EXERCISE DESCRIPTION: Make an exact copy of the entries below with the pictures removed.

● ● ● ● ● ● ●

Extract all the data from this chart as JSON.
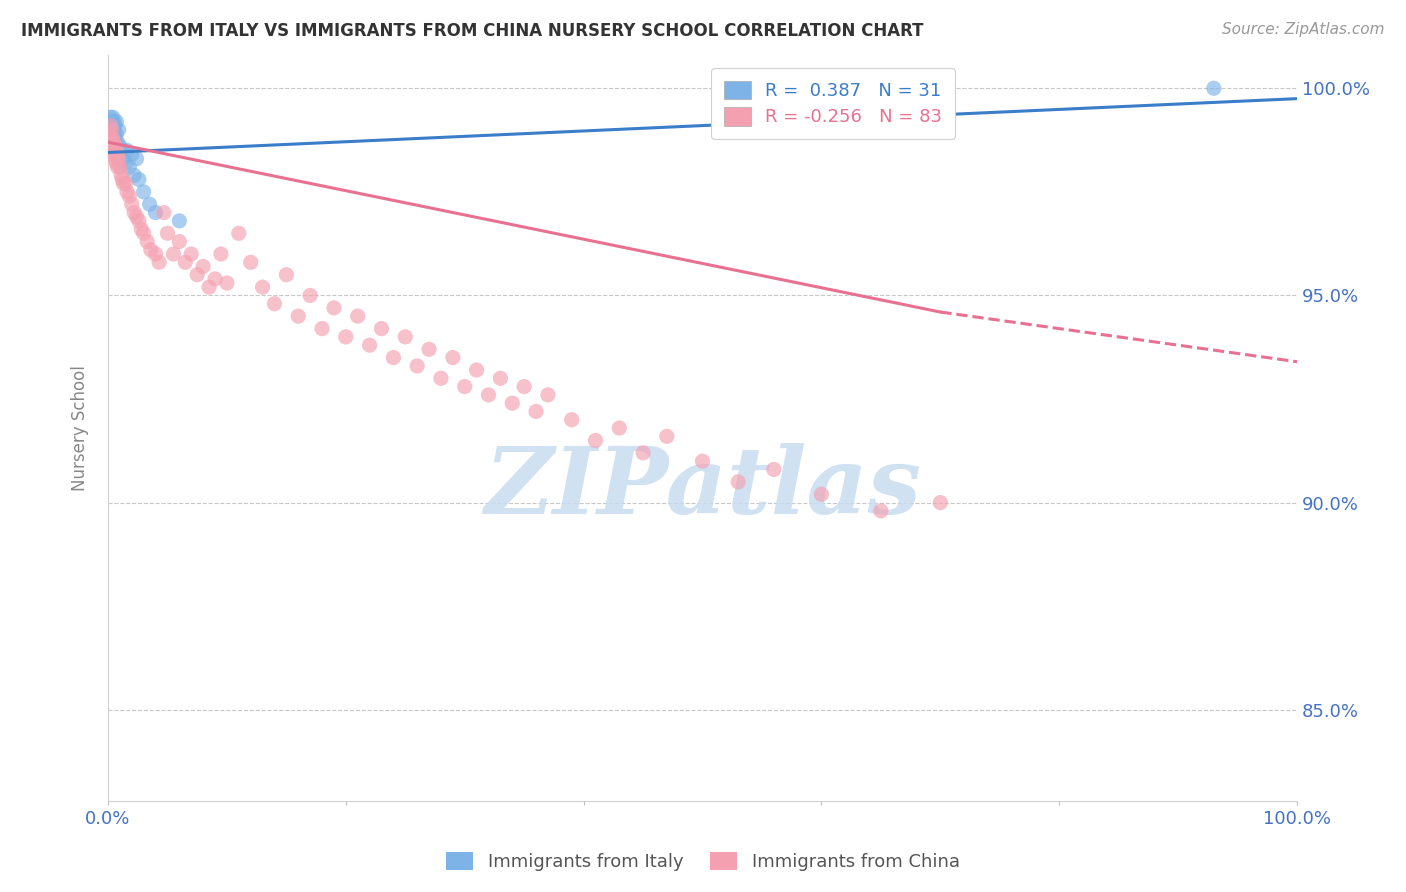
{
  "title": "IMMIGRANTS FROM ITALY VS IMMIGRANTS FROM CHINA NURSERY SCHOOL CORRELATION CHART",
  "source": "Source: ZipAtlas.com",
  "ylabel": "Nursery School",
  "xlim": [
    0.0,
    1.0
  ],
  "ylim": [
    0.828,
    1.008
  ],
  "yticks": [
    1.0,
    0.95,
    0.9,
    0.85
  ],
  "ytick_labels": [
    "100.0%",
    "95.0%",
    "90.0%",
    "85.0%"
  ],
  "xticks": [
    0.0,
    0.2,
    0.4,
    0.6,
    0.8,
    1.0
  ],
  "xtick_labels": [
    "0.0%",
    "",
    "",
    "",
    "",
    "100.0%"
  ],
  "legend_italy": "Immigrants from Italy",
  "legend_china": "Immigrants from China",
  "R_italy": 0.387,
  "N_italy": 31,
  "R_china": -0.256,
  "N_china": 83,
  "color_italy": "#7EB3E8",
  "color_china": "#F4A0B0",
  "color_italy_line": "#3A7DC9",
  "color_china_line": "#E87090",
  "watermark": "ZIPatlas",
  "watermark_color": "#C8DCF0",
  "italy_x": [
    0.001,
    0.002,
    0.003,
    0.003,
    0.004,
    0.004,
    0.004,
    0.005,
    0.005,
    0.005,
    0.006,
    0.006,
    0.007,
    0.007,
    0.008,
    0.009,
    0.01,
    0.012,
    0.013,
    0.015,
    0.016,
    0.018,
    0.02,
    0.022,
    0.024,
    0.026,
    0.03,
    0.035,
    0.04,
    0.06,
    0.93
  ],
  "italy_y": [
    0.988,
    0.993,
    0.99,
    0.992,
    0.987,
    0.991,
    0.993,
    0.989,
    0.992,
    0.99,
    0.988,
    0.991,
    0.989,
    0.992,
    0.987,
    0.99,
    0.986,
    0.985,
    0.983,
    0.982,
    0.985,
    0.981,
    0.984,
    0.979,
    0.983,
    0.978,
    0.975,
    0.972,
    0.97,
    0.968,
    1.0
  ],
  "china_x": [
    0.001,
    0.002,
    0.002,
    0.003,
    0.003,
    0.004,
    0.004,
    0.005,
    0.005,
    0.006,
    0.006,
    0.007,
    0.007,
    0.008,
    0.008,
    0.009,
    0.01,
    0.011,
    0.012,
    0.013,
    0.015,
    0.016,
    0.018,
    0.02,
    0.022,
    0.024,
    0.026,
    0.028,
    0.03,
    0.033,
    0.036,
    0.04,
    0.043,
    0.047,
    0.05,
    0.055,
    0.06,
    0.065,
    0.07,
    0.075,
    0.08,
    0.085,
    0.09,
    0.095,
    0.1,
    0.11,
    0.12,
    0.13,
    0.14,
    0.15,
    0.16,
    0.17,
    0.18,
    0.19,
    0.2,
    0.21,
    0.22,
    0.23,
    0.24,
    0.25,
    0.26,
    0.27,
    0.28,
    0.29,
    0.3,
    0.31,
    0.32,
    0.33,
    0.34,
    0.35,
    0.36,
    0.37,
    0.39,
    0.41,
    0.43,
    0.45,
    0.47,
    0.5,
    0.53,
    0.56,
    0.6,
    0.65,
    0.7
  ],
  "china_y": [
    0.989,
    0.991,
    0.988,
    0.99,
    0.987,
    0.988,
    0.985,
    0.987,
    0.984,
    0.986,
    0.983,
    0.985,
    0.982,
    0.984,
    0.981,
    0.983,
    0.981,
    0.979,
    0.978,
    0.977,
    0.977,
    0.975,
    0.974,
    0.972,
    0.97,
    0.969,
    0.968,
    0.966,
    0.965,
    0.963,
    0.961,
    0.96,
    0.958,
    0.97,
    0.965,
    0.96,
    0.963,
    0.958,
    0.96,
    0.955,
    0.957,
    0.952,
    0.954,
    0.96,
    0.953,
    0.965,
    0.958,
    0.952,
    0.948,
    0.955,
    0.945,
    0.95,
    0.942,
    0.947,
    0.94,
    0.945,
    0.938,
    0.942,
    0.935,
    0.94,
    0.933,
    0.937,
    0.93,
    0.935,
    0.928,
    0.932,
    0.926,
    0.93,
    0.924,
    0.928,
    0.922,
    0.926,
    0.92,
    0.915,
    0.918,
    0.912,
    0.916,
    0.91,
    0.905,
    0.908,
    0.902,
    0.898,
    0.9
  ],
  "italy_trendline_x": [
    0.0,
    1.0
  ],
  "italy_trendline_y": [
    0.9845,
    0.9975
  ],
  "china_trendline_x0": 0.0,
  "china_trendline_x_solid_end": 0.7,
  "china_trendline_x1": 1.0,
  "china_trendline_y0": 0.987,
  "china_trendline_y_solid_end": 0.946,
  "china_trendline_y1": 0.934
}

● ● ● ● ● ● ●

SOLUTION BELOW:
Extract all the data from this chart as JSON.
{
  "title": "IMMIGRANTS FROM ITALY VS IMMIGRANTS FROM CHINA NURSERY SCHOOL CORRELATION CHART",
  "source": "Source: ZipAtlas.com",
  "ylabel": "Nursery School",
  "xlim": [
    0.0,
    1.0
  ],
  "ylim": [
    0.828,
    1.008
  ],
  "yticks": [
    1.0,
    0.95,
    0.9,
    0.85
  ],
  "ytick_labels": [
    "100.0%",
    "95.0%",
    "90.0%",
    "85.0%"
  ],
  "xticks": [
    0.0,
    0.2,
    0.4,
    0.6,
    0.8,
    1.0
  ],
  "xtick_labels": [
    "0.0%",
    "",
    "",
    "",
    "",
    "100.0%"
  ],
  "legend_italy": "Immigrants from Italy",
  "legend_china": "Immigrants from China",
  "R_italy": 0.387,
  "N_italy": 31,
  "R_china": -0.256,
  "N_china": 83,
  "color_italy": "#7EB3E8",
  "color_china": "#F4A0B0",
  "color_italy_line": "#3A7DC9",
  "color_china_line": "#E87090",
  "watermark": "ZIPatlas",
  "watermark_color": "#C8DCF0",
  "italy_x": [
    0.001,
    0.002,
    0.003,
    0.003,
    0.004,
    0.004,
    0.004,
    0.005,
    0.005,
    0.005,
    0.006,
    0.006,
    0.007,
    0.007,
    0.008,
    0.009,
    0.01,
    0.012,
    0.013,
    0.015,
    0.016,
    0.018,
    0.02,
    0.022,
    0.024,
    0.026,
    0.03,
    0.035,
    0.04,
    0.06,
    0.93
  ],
  "italy_y": [
    0.988,
    0.993,
    0.99,
    0.992,
    0.987,
    0.991,
    0.993,
    0.989,
    0.992,
    0.99,
    0.988,
    0.991,
    0.989,
    0.992,
    0.987,
    0.99,
    0.986,
    0.985,
    0.983,
    0.982,
    0.985,
    0.981,
    0.984,
    0.979,
    0.983,
    0.978,
    0.975,
    0.972,
    0.97,
    0.968,
    1.0
  ],
  "china_x": [
    0.001,
    0.002,
    0.002,
    0.003,
    0.003,
    0.004,
    0.004,
    0.005,
    0.005,
    0.006,
    0.006,
    0.007,
    0.007,
    0.008,
    0.008,
    0.009,
    0.01,
    0.011,
    0.012,
    0.013,
    0.015,
    0.016,
    0.018,
    0.02,
    0.022,
    0.024,
    0.026,
    0.028,
    0.03,
    0.033,
    0.036,
    0.04,
    0.043,
    0.047,
    0.05,
    0.055,
    0.06,
    0.065,
    0.07,
    0.075,
    0.08,
    0.085,
    0.09,
    0.095,
    0.1,
    0.11,
    0.12,
    0.13,
    0.14,
    0.15,
    0.16,
    0.17,
    0.18,
    0.19,
    0.2,
    0.21,
    0.22,
    0.23,
    0.24,
    0.25,
    0.26,
    0.27,
    0.28,
    0.29,
    0.3,
    0.31,
    0.32,
    0.33,
    0.34,
    0.35,
    0.36,
    0.37,
    0.39,
    0.41,
    0.43,
    0.45,
    0.47,
    0.5,
    0.53,
    0.56,
    0.6,
    0.65,
    0.7
  ],
  "china_y": [
    0.989,
    0.991,
    0.988,
    0.99,
    0.987,
    0.988,
    0.985,
    0.987,
    0.984,
    0.986,
    0.983,
    0.985,
    0.982,
    0.984,
    0.981,
    0.983,
    0.981,
    0.979,
    0.978,
    0.977,
    0.977,
    0.975,
    0.974,
    0.972,
    0.97,
    0.969,
    0.968,
    0.966,
    0.965,
    0.963,
    0.961,
    0.96,
    0.958,
    0.97,
    0.965,
    0.96,
    0.963,
    0.958,
    0.96,
    0.955,
    0.957,
    0.952,
    0.954,
    0.96,
    0.953,
    0.965,
    0.958,
    0.952,
    0.948,
    0.955,
    0.945,
    0.95,
    0.942,
    0.947,
    0.94,
    0.945,
    0.938,
    0.942,
    0.935,
    0.94,
    0.933,
    0.937,
    0.93,
    0.935,
    0.928,
    0.932,
    0.926,
    0.93,
    0.924,
    0.928,
    0.922,
    0.926,
    0.92,
    0.915,
    0.918,
    0.912,
    0.916,
    0.91,
    0.905,
    0.908,
    0.902,
    0.898,
    0.9
  ],
  "italy_trendline_x": [
    0.0,
    1.0
  ],
  "italy_trendline_y": [
    0.9845,
    0.9975
  ],
  "china_trendline_x0": 0.0,
  "china_trendline_x_solid_end": 0.7,
  "china_trendline_x1": 1.0,
  "china_trendline_y0": 0.987,
  "china_trendline_y_solid_end": 0.946,
  "china_trendline_y1": 0.934
}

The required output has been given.